EXERCISE MATERIAL:
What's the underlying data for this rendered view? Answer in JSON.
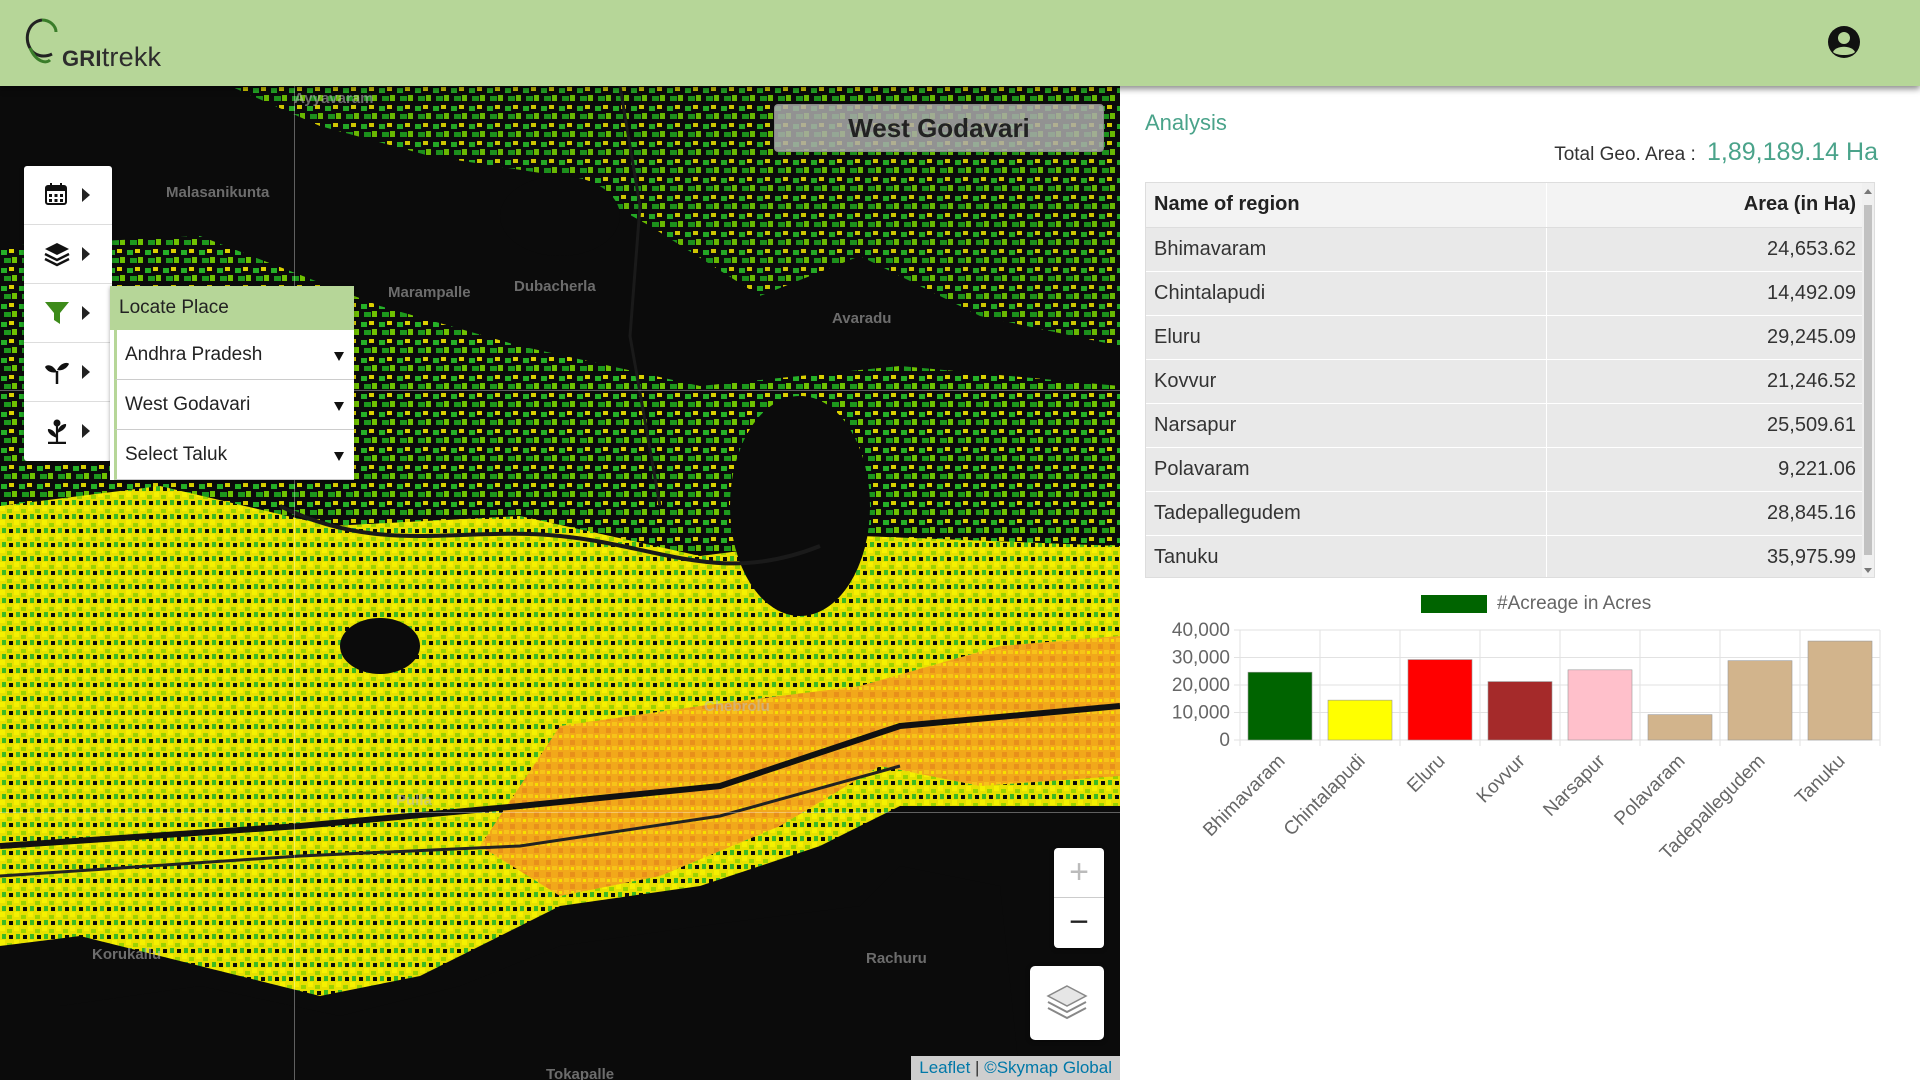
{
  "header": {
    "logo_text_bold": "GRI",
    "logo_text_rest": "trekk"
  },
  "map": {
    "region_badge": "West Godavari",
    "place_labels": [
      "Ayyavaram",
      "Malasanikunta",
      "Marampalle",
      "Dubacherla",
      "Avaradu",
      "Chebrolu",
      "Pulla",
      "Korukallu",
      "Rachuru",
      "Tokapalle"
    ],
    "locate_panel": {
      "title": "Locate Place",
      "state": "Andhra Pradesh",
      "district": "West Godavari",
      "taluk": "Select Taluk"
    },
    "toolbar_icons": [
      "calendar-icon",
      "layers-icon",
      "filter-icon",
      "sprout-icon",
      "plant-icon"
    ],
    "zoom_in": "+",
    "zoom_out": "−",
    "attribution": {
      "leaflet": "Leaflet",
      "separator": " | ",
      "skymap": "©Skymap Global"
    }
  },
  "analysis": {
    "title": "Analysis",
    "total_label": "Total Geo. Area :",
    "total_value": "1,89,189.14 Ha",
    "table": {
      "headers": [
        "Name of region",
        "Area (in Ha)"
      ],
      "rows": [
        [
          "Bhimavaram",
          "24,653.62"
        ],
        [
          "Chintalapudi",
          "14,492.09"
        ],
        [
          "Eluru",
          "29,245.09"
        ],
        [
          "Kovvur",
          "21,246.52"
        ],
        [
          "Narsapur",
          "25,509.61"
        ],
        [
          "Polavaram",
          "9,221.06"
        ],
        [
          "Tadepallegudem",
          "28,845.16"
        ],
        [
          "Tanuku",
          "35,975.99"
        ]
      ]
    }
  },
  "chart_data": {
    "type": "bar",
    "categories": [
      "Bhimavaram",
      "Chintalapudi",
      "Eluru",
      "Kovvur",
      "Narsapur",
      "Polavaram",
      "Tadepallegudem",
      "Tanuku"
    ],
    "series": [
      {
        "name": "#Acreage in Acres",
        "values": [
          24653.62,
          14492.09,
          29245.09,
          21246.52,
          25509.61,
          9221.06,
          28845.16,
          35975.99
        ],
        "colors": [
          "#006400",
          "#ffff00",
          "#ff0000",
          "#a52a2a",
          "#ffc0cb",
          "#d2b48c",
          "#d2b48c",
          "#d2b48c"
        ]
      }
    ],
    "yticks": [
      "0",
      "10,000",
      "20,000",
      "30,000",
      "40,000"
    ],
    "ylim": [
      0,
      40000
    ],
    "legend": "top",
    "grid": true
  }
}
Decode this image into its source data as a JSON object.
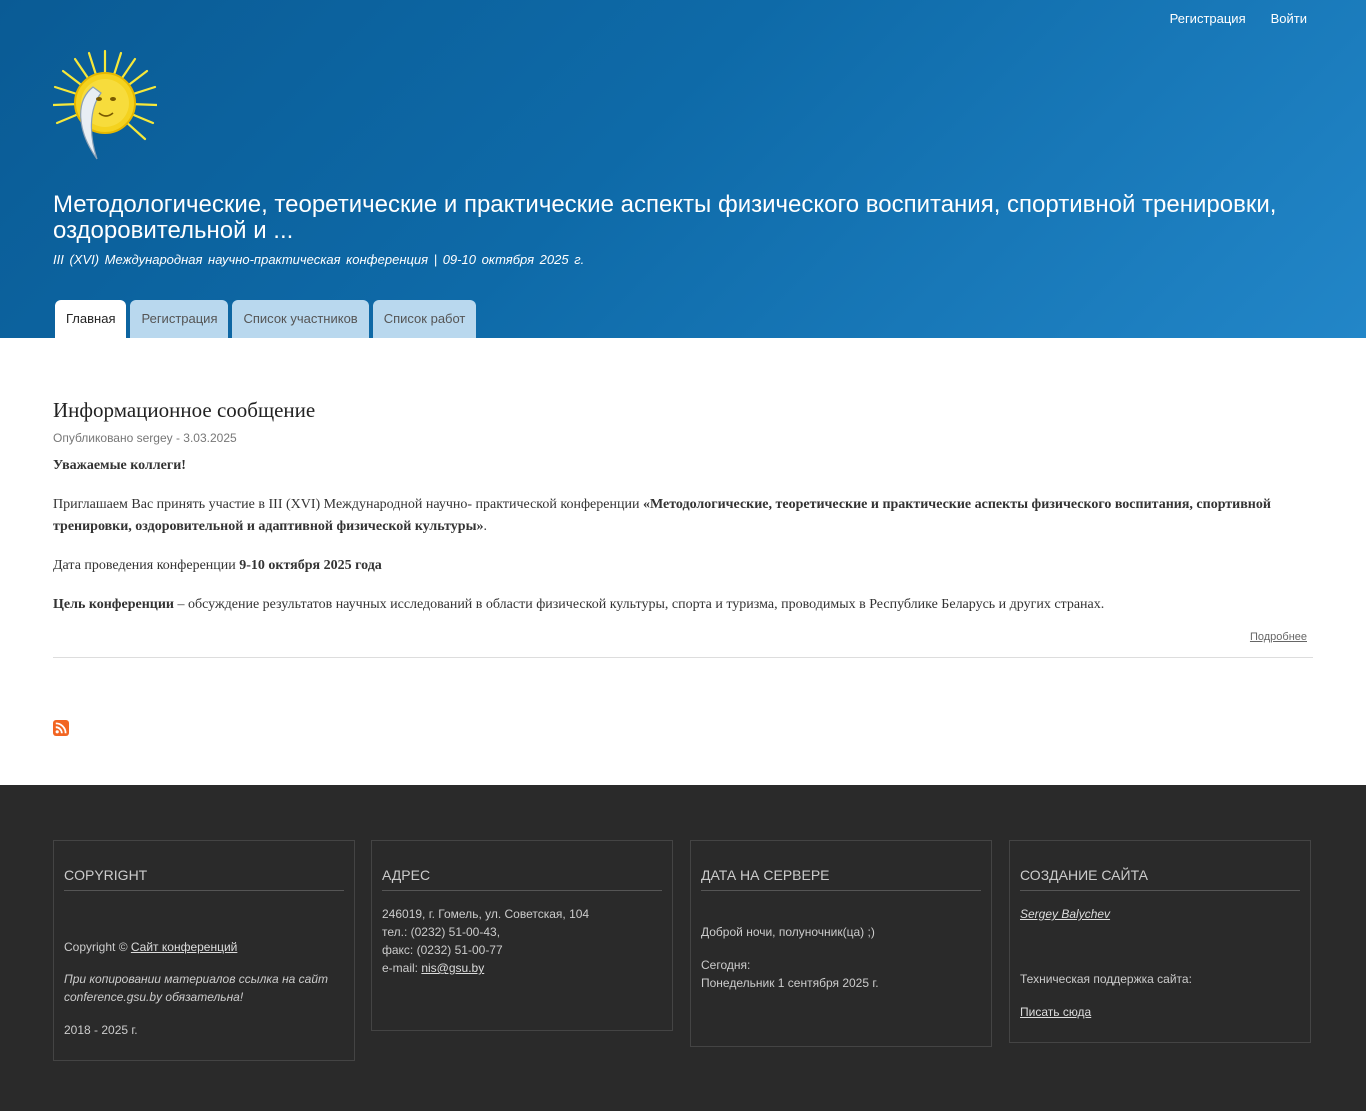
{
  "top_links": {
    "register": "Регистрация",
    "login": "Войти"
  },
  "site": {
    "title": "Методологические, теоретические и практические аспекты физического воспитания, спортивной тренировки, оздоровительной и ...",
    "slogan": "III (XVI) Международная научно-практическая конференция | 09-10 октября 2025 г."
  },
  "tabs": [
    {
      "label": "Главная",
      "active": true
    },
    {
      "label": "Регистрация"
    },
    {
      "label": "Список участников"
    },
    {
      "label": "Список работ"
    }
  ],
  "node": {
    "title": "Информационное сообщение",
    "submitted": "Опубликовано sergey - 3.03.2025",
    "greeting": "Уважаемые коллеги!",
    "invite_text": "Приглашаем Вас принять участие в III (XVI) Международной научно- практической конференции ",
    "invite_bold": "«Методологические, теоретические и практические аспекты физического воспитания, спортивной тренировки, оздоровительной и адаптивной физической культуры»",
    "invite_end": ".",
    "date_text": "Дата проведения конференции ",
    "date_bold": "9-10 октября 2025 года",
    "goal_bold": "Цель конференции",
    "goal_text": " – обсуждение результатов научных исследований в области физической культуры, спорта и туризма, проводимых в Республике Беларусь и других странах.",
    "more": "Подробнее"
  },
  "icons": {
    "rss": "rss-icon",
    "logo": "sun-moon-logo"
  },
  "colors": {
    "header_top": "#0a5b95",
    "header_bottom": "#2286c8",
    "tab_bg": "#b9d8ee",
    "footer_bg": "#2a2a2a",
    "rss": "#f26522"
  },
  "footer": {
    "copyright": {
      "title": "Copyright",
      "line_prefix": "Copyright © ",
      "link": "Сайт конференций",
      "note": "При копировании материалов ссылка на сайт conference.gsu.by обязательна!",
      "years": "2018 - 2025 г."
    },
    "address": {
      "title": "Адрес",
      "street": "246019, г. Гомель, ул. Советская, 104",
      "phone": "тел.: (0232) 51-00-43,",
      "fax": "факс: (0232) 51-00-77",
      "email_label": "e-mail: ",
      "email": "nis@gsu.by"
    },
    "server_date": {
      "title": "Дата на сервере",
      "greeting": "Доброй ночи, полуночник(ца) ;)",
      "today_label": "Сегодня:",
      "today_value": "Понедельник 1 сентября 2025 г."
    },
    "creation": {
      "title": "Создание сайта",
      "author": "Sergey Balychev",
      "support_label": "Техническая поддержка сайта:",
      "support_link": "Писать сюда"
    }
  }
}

PROMPT:
Each line that contains the string "Методологические" counts once; report how many such lines the entries have, giving only the number.

THE SOLUTION:
2